▶ _Set problem_
Scan the data below and pick out the lines containing the word "Computer".

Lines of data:
---+---

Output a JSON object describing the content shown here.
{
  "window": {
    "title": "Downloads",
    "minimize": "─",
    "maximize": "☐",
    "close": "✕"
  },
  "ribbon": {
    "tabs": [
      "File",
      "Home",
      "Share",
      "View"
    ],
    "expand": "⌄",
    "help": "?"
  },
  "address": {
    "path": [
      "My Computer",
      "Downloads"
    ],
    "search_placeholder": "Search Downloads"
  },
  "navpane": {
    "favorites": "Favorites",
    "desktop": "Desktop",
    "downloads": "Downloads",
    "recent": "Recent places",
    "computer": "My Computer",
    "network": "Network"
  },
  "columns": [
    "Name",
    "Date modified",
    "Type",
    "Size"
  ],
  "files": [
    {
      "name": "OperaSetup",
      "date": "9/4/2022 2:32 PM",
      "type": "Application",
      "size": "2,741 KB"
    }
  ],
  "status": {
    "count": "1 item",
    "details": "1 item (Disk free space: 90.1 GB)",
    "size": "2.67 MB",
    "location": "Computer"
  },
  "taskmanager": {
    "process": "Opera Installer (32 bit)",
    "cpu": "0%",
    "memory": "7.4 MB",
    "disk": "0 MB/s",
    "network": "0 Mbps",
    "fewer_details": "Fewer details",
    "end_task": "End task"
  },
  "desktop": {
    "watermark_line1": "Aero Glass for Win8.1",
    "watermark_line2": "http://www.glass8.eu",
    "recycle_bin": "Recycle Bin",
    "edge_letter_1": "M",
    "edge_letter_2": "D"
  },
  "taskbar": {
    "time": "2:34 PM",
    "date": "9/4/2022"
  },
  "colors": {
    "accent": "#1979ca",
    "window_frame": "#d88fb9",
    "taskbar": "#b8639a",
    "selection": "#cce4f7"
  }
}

---+---

▶ _Answer to the task_
      "My Computer",
    "computer": "My Computer",
    "location": "Computer"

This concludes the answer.